Start PROVIDED ENTRIES
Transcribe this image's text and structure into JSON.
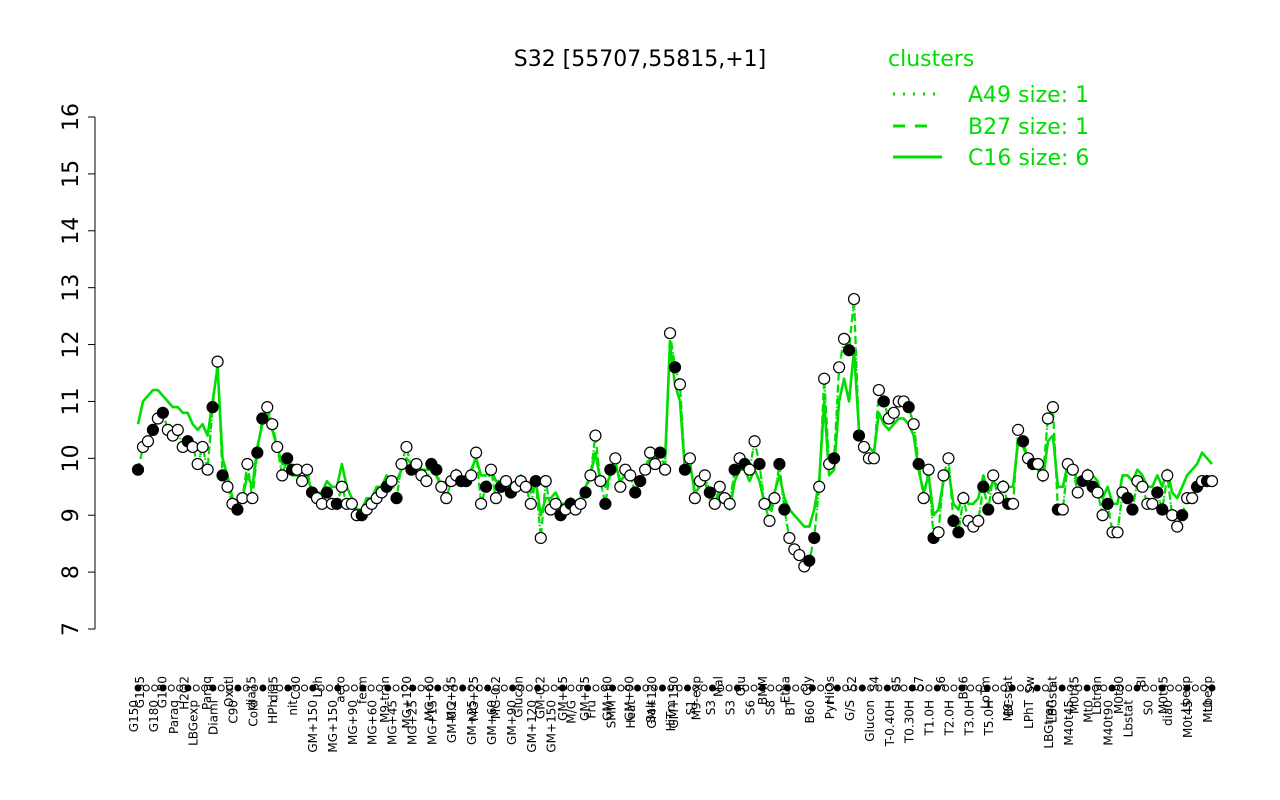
{
  "chart_data": {
    "type": "line",
    "title": "S32 [55707,55815,+1]",
    "xlabel": "",
    "ylabel": "",
    "ylim": [
      7,
      16
    ],
    "yticks": [
      7,
      8,
      9,
      10,
      11,
      12,
      13,
      14,
      15,
      16
    ],
    "grid": false,
    "legend": {
      "title": "clusters",
      "placement": "top-right",
      "entries": [
        {
          "label": "A49 size: 1",
          "style": "dotted"
        },
        {
          "label": "B27 size: 1",
          "style": "dashed"
        },
        {
          "label": "C16 size: 6",
          "style": "solid"
        }
      ]
    },
    "tick_labels_top": [
      "G135",
      "G180",
      "H2O2",
      "Paraq",
      "Oxctl",
      "dia15",
      "dia5",
      "C30",
      "LPh",
      "aero",
      "ferm",
      "M9-tran",
      "MG+120",
      "MG+60",
      "MG+45",
      "MG+25",
      "MG-0.2",
      "Glucon",
      "GM-0.2",
      "GM+15",
      "GM+25",
      "GM+60",
      "GM+90",
      "GM+120",
      "GM+150",
      "M9-exp",
      "Mal",
      "Glu",
      "BMM",
      "Etha",
      "Gly",
      "HiOs",
      "S2",
      "S4",
      "S5",
      "S7",
      "S6",
      "B36",
      "LoTm",
      "M9-stat",
      "Sw",
      "LBGstat",
      "M0t45",
      "Lbtran",
      "M0t90",
      "BI",
      "M0t45",
      "Lbexp",
      "Lbexp"
    ],
    "tick_labels_bottom": [
      "G150",
      "G180",
      "Paraq",
      "LBGexp",
      "Diami",
      "C90",
      "Cold",
      "HPh",
      "nit",
      "GM+150",
      "MG+150",
      "MG+90",
      "MG+60",
      "MG+45",
      "MG+25",
      "MG+15",
      "GM-0.2",
      "GM+25",
      "GM+60",
      "GM+90",
      "GM+120",
      "GM+150",
      "M/G",
      "Fru",
      "SMM",
      "Heat",
      "Salt",
      "HiTm",
      "S1",
      "S3",
      "S3",
      "S6",
      "S8",
      "BT",
      "B60",
      "Pyr",
      "G/S",
      "Glucon",
      "T-0.40H",
      "T0.30H",
      "T1.0H",
      "T2.0H",
      "T3.0H",
      "T5.0H",
      "BC",
      "LPhT",
      "LBGtran",
      "M40t45",
      "Mt0",
      "M40t90",
      "Lbstat",
      "S0",
      "dia0",
      "M0t45",
      "Mt0"
    ],
    "series": [
      {
        "style": "dotted",
        "values": [
          9.8,
          10.2,
          10.3,
          10.5,
          10.7,
          10.8,
          10.5,
          10.4,
          10.5,
          10.2,
          10.3,
          10.2,
          9.9,
          10.2,
          9.8,
          10.9,
          11.7,
          9.7,
          9.5,
          9.2,
          9.1,
          9.3,
          9.9,
          9.3,
          10.1,
          10.7,
          10.9,
          10.6,
          10.2,
          9.7,
          10.0,
          9.8,
          9.8,
          9.6,
          9.8,
          9.4,
          9.3,
          9.2,
          9.4,
          9.2,
          9.2,
          9.5,
          9.2,
          9.2,
          9.0,
          9.0,
          9.1,
          9.2,
          9.3,
          9.4,
          9.5,
          9.6,
          9.3,
          9.9,
          10.2,
          9.8,
          9.9,
          9.7,
          9.6,
          9.9,
          9.8,
          9.5,
          9.3,
          9.6,
          9.7,
          9.6,
          9.6,
          9.7,
          10.1,
          9.2,
          9.5,
          9.8,
          9.3,
          9.5,
          9.6,
          9.4,
          9.5,
          9.6,
          9.5,
          9.2,
          9.6,
          8.6,
          9.6,
          9.1,
          9.2,
          9.0,
          9.1,
          9.2,
          9.1,
          9.2,
          9.4,
          9.7,
          10.4,
          9.6,
          9.2,
          9.8,
          10.0,
          9.5,
          9.8,
          9.7,
          9.4,
          9.6,
          9.8,
          10.1,
          9.9,
          10.1,
          9.8,
          12.2,
          11.6,
          11.3,
          9.8,
          10.0,
          9.3,
          9.6,
          9.7,
          9.4,
          9.2,
          9.5,
          9.3,
          9.2,
          9.8,
          10.0,
          9.9,
          9.8,
          10.3,
          9.9,
          9.2,
          8.9,
          9.3,
          9.9,
          9.1,
          8.6,
          8.4,
          8.3,
          8.1,
          8.2,
          8.6,
          9.5,
          11.4,
          9.9,
          10.0,
          11.6,
          12.1,
          11.9,
          12.8,
          10.4,
          10.2,
          10.0,
          10.0,
          11.2,
          11.0,
          10.7,
          10.8,
          11.0,
          11.0,
          10.9,
          10.6,
          9.9,
          9.3,
          9.8,
          8.6,
          8.7,
          9.7,
          10.0,
          8.9,
          8.7,
          9.3,
          8.9,
          8.8,
          8.9,
          9.5,
          9.1,
          9.7,
          9.3,
          9.5,
          9.2,
          9.2,
          10.5,
          10.3,
          10.0,
          9.9,
          9.9,
          9.7,
          10.7,
          10.9,
          9.1,
          9.1,
          9.9,
          9.8,
          9.4,
          9.6,
          9.7,
          9.5,
          9.4,
          9.0,
          9.2,
          8.7,
          8.7,
          9.4,
          9.3,
          9.1,
          9.6,
          9.5,
          9.2,
          9.2,
          9.4,
          9.1,
          9.7,
          9.0,
          8.8,
          9.0,
          9.3,
          9.3,
          9.5,
          9.6,
          9.6,
          9.6
        ]
      },
      {
        "style": "dashed",
        "values": [
          9.8,
          10.2,
          10.3,
          10.5,
          10.7,
          10.8,
          10.5,
          10.4,
          10.5,
          10.2,
          10.3,
          10.2,
          9.9,
          10.2,
          9.8,
          10.9,
          11.7,
          9.7,
          9.5,
          9.2,
          9.1,
          9.3,
          9.9,
          9.3,
          10.1,
          10.7,
          10.9,
          10.6,
          10.2,
          9.7,
          10.0,
          9.8,
          9.8,
          9.6,
          9.8,
          9.4,
          9.3,
          9.2,
          9.4,
          9.2,
          9.2,
          9.5,
          9.2,
          9.2,
          9.0,
          9.0,
          9.1,
          9.2,
          9.3,
          9.4,
          9.5,
          9.6,
          9.3,
          9.9,
          10.2,
          9.8,
          9.9,
          9.7,
          9.6,
          9.9,
          9.8,
          9.5,
          9.3,
          9.6,
          9.7,
          9.6,
          9.6,
          9.7,
          10.1,
          9.2,
          9.5,
          9.8,
          9.3,
          9.5,
          9.6,
          9.4,
          9.5,
          9.6,
          9.5,
          9.2,
          9.6,
          8.6,
          9.6,
          9.1,
          9.2,
          9.0,
          9.1,
          9.2,
          9.1,
          9.2,
          9.4,
          9.7,
          10.4,
          9.6,
          9.2,
          9.8,
          10.0,
          9.5,
          9.8,
          9.7,
          9.4,
          9.6,
          9.8,
          10.1,
          9.9,
          10.1,
          9.8,
          12.2,
          11.6,
          11.3,
          9.8,
          10.0,
          9.3,
          9.6,
          9.7,
          9.4,
          9.2,
          9.5,
          9.3,
          9.2,
          9.8,
          10.0,
          9.9,
          9.8,
          10.3,
          9.9,
          9.2,
          8.9,
          9.3,
          9.9,
          9.1,
          8.6,
          8.4,
          8.3,
          8.1,
          8.2,
          8.6,
          9.5,
          11.4,
          9.9,
          10.0,
          11.6,
          12.1,
          11.9,
          12.8,
          10.4,
          10.2,
          10.0,
          10.0,
          11.2,
          11.0,
          10.7,
          10.8,
          11.0,
          11.0,
          10.9,
          10.6,
          9.9,
          9.3,
          9.8,
          8.6,
          8.7,
          9.7,
          10.0,
          8.9,
          8.7,
          9.3,
          8.9,
          8.8,
          8.9,
          9.5,
          9.1,
          9.7,
          9.3,
          9.5,
          9.2,
          9.2,
          10.5,
          10.3,
          10.0,
          9.9,
          9.9,
          9.7,
          10.7,
          10.9,
          9.1,
          9.1,
          9.9,
          9.8,
          9.4,
          9.6,
          9.7,
          9.5,
          9.4,
          9.0,
          9.2,
          8.7,
          8.7,
          9.4,
          9.3,
          9.1,
          9.6,
          9.5,
          9.2,
          9.2,
          9.4,
          9.1,
          9.7,
          9.0,
          8.8,
          9.0,
          9.3,
          9.3,
          9.5,
          9.6,
          9.6,
          9.6
        ]
      },
      {
        "style": "solid",
        "values": [
          10.6,
          11.0,
          11.1,
          11.2,
          11.2,
          11.1,
          11.0,
          10.9,
          10.9,
          10.8,
          10.8,
          10.6,
          10.5,
          10.6,
          10.4,
          11.0,
          11.6,
          10.0,
          9.7,
          9.3,
          9.2,
          9.3,
          9.7,
          9.5,
          10.2,
          10.6,
          10.8,
          10.5,
          10.2,
          9.9,
          9.9,
          9.7,
          9.7,
          9.6,
          9.7,
          9.4,
          9.4,
          9.4,
          9.6,
          9.5,
          9.5,
          9.9,
          9.5,
          9.3,
          9.1,
          9.1,
          9.3,
          9.3,
          9.5,
          9.5,
          9.7,
          9.6,
          9.6,
          9.8,
          10.0,
          9.9,
          9.9,
          9.8,
          9.8,
          9.8,
          9.7,
          9.5,
          9.6,
          9.7,
          9.8,
          9.6,
          9.6,
          9.8,
          10.0,
          9.7,
          9.7,
          9.8,
          9.6,
          9.6,
          9.6,
          9.5,
          9.6,
          9.7,
          9.6,
          9.4,
          9.6,
          9.0,
          9.3,
          9.3,
          9.4,
          9.2,
          9.2,
          9.3,
          9.2,
          9.3,
          9.5,
          9.7,
          10.1,
          9.6,
          9.5,
          9.7,
          9.9,
          9.6,
          9.7,
          9.8,
          9.6,
          9.6,
          9.8,
          10.0,
          10.0,
          10.1,
          10.0,
          12.0,
          11.3,
          11.0,
          9.8,
          9.9,
          9.4,
          9.5,
          9.6,
          9.3,
          9.2,
          9.4,
          9.2,
          9.1,
          9.6,
          9.8,
          9.8,
          9.6,
          9.8,
          9.6,
          9.2,
          9.1,
          9.4,
          9.7,
          9.3,
          9.1,
          9.0,
          8.9,
          8.8,
          8.8,
          9.1,
          9.6,
          11.0,
          9.7,
          9.8,
          11.0,
          11.4,
          11.0,
          11.9,
          10.5,
          10.1,
          10.2,
          10.1,
          10.8,
          10.6,
          10.5,
          10.6,
          10.7,
          10.7,
          10.6,
          10.4,
          9.8,
          9.4,
          9.7,
          9.0,
          9.1,
          9.6,
          9.8,
          9.2,
          9.1,
          9.4,
          9.2,
          9.2,
          9.3,
          9.7,
          9.4,
          9.6,
          9.5,
          9.6,
          9.5,
          9.5,
          10.3,
          10.2,
          10.0,
          9.9,
          9.8,
          9.6,
          10.3,
          10.4,
          9.5,
          9.5,
          9.9,
          9.8,
          9.6,
          9.7,
          9.8,
          9.7,
          9.6,
          9.3,
          9.5,
          9.2,
          9.2,
          9.7,
          9.7,
          9.6,
          9.8,
          9.7,
          9.5,
          9.5,
          9.7,
          9.5,
          9.8,
          9.4,
          9.3,
          9.5,
          9.7,
          9.8,
          9.9,
          10.1,
          10.0,
          9.9
        ]
      }
    ]
  },
  "colors": {
    "series": "#00dd00",
    "legend_text": "#00dd00",
    "axis": "#000000",
    "marker_fill": "#ffffff",
    "marker_stroke": "#000000",
    "marker_dark": "#000000"
  }
}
End PROVIDED ENTRIES
STATED EXERCISE = Select every line in the records above that contains the word "title".

EXPECTED ANSWER =
    "title": "S32 [55707,55815,+1]",
      "title": "clusters",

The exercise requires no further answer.